What is expected
How many lines of these entries hold the string "garden"? Reply with the number alone.

Information supplied
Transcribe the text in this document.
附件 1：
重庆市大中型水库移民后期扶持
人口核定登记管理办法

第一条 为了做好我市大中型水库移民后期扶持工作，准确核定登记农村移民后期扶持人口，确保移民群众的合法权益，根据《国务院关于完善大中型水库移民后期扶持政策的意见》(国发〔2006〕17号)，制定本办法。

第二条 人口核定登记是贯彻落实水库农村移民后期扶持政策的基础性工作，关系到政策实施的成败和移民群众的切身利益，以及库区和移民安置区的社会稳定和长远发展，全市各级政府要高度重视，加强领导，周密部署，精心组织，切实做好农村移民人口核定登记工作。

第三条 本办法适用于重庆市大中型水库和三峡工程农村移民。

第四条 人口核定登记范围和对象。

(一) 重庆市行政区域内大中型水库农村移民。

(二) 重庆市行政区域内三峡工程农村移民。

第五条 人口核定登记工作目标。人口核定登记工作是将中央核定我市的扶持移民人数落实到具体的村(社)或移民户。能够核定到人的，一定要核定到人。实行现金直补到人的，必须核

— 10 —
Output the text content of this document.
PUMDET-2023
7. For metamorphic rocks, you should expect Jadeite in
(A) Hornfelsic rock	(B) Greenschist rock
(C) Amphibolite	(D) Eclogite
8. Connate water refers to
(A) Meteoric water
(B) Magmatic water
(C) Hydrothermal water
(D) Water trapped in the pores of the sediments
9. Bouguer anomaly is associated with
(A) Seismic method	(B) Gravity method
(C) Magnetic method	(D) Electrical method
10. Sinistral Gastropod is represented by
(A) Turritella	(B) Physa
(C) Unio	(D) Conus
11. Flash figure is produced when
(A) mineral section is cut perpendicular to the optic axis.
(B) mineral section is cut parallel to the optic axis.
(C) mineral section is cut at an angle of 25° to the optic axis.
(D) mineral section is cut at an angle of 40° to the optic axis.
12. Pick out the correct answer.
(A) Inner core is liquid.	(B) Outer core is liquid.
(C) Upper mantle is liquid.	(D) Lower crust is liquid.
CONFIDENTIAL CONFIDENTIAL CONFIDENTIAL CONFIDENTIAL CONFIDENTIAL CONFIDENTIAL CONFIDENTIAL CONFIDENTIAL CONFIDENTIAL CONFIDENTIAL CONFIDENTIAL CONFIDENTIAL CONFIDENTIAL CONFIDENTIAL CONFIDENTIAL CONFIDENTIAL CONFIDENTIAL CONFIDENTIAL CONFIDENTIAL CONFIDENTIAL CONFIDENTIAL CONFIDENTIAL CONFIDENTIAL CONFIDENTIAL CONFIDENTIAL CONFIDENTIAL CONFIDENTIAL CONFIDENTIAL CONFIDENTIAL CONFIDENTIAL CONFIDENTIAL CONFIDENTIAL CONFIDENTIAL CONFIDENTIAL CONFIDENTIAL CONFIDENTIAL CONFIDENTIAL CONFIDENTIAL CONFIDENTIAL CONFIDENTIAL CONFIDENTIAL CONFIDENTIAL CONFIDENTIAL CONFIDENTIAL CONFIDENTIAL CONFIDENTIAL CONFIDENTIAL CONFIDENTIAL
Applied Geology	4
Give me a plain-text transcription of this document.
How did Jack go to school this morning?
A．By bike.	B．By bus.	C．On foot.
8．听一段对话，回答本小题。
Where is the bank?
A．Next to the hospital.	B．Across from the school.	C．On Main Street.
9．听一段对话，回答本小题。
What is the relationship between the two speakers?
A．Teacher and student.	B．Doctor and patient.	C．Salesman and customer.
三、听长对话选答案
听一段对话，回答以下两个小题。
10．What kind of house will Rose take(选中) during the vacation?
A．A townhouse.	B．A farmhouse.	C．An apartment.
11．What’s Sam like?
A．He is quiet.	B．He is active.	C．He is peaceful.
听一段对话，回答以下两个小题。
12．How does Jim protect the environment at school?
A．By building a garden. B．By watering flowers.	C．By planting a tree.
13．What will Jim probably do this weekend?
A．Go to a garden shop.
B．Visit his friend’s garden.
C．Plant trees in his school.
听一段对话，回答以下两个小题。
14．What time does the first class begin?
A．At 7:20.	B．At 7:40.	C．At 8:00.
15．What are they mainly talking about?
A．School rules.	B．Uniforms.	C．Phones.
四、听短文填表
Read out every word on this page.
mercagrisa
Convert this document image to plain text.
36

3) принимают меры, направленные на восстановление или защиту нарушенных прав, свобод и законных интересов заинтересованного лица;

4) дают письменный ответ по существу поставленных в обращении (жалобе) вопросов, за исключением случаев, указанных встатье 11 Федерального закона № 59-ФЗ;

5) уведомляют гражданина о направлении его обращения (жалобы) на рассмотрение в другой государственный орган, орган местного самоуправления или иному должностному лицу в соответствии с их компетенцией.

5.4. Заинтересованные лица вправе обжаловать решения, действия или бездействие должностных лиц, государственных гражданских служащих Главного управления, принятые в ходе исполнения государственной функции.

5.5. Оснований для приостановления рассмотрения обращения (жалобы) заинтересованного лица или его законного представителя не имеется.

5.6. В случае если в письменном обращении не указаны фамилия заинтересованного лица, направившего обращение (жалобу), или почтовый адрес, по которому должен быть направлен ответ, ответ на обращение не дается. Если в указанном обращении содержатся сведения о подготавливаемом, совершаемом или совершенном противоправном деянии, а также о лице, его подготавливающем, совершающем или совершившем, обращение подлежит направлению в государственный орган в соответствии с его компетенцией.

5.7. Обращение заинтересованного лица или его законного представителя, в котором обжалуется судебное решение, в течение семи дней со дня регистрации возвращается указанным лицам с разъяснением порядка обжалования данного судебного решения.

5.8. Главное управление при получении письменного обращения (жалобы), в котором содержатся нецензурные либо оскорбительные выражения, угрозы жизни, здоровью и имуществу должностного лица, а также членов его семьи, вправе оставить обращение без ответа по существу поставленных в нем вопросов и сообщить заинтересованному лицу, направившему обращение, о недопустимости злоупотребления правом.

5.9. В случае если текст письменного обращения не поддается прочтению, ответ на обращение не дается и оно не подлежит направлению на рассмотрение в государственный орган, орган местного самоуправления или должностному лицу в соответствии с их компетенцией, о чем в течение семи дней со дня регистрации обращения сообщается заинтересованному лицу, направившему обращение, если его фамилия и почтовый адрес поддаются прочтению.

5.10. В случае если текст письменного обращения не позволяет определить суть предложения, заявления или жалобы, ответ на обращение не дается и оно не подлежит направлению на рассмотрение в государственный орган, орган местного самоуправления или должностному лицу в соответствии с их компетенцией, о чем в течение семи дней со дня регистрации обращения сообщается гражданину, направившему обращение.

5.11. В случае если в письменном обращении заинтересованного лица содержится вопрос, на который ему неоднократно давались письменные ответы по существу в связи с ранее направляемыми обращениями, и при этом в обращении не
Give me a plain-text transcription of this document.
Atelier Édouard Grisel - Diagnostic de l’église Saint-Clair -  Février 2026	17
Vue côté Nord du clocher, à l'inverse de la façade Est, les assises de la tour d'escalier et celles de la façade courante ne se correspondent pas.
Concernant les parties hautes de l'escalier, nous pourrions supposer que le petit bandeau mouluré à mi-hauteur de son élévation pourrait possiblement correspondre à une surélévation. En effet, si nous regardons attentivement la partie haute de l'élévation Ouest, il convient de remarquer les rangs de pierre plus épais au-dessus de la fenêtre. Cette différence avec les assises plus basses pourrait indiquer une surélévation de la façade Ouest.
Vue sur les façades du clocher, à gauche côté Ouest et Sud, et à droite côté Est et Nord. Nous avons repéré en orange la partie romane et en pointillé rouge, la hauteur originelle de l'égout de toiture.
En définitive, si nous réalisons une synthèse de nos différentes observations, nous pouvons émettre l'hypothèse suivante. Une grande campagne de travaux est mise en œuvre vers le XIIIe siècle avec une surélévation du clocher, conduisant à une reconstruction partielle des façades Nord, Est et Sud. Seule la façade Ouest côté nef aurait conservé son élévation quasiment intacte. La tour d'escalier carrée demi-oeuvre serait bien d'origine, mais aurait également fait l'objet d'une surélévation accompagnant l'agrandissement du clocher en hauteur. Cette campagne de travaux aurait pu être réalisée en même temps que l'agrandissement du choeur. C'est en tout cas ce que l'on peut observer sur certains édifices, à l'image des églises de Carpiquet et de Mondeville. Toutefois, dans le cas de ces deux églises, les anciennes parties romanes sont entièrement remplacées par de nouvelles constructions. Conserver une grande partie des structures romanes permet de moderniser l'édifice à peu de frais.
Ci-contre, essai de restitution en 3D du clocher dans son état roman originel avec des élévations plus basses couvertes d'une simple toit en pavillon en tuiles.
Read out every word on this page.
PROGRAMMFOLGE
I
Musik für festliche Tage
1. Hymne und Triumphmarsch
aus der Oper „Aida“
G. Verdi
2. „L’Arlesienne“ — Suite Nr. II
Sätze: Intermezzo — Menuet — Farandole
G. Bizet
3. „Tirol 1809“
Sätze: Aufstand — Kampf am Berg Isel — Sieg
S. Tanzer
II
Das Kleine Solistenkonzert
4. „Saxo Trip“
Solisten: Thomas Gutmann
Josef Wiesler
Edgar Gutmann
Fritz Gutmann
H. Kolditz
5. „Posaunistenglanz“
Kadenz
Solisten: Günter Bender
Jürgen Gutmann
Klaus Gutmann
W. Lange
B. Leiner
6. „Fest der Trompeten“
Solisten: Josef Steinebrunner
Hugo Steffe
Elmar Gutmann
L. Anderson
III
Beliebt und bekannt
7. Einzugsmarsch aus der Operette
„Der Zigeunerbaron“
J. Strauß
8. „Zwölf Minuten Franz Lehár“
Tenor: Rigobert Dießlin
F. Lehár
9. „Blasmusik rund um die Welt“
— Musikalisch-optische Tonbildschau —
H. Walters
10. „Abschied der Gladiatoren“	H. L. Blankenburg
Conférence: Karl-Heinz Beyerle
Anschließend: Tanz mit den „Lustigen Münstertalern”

Answer in full
3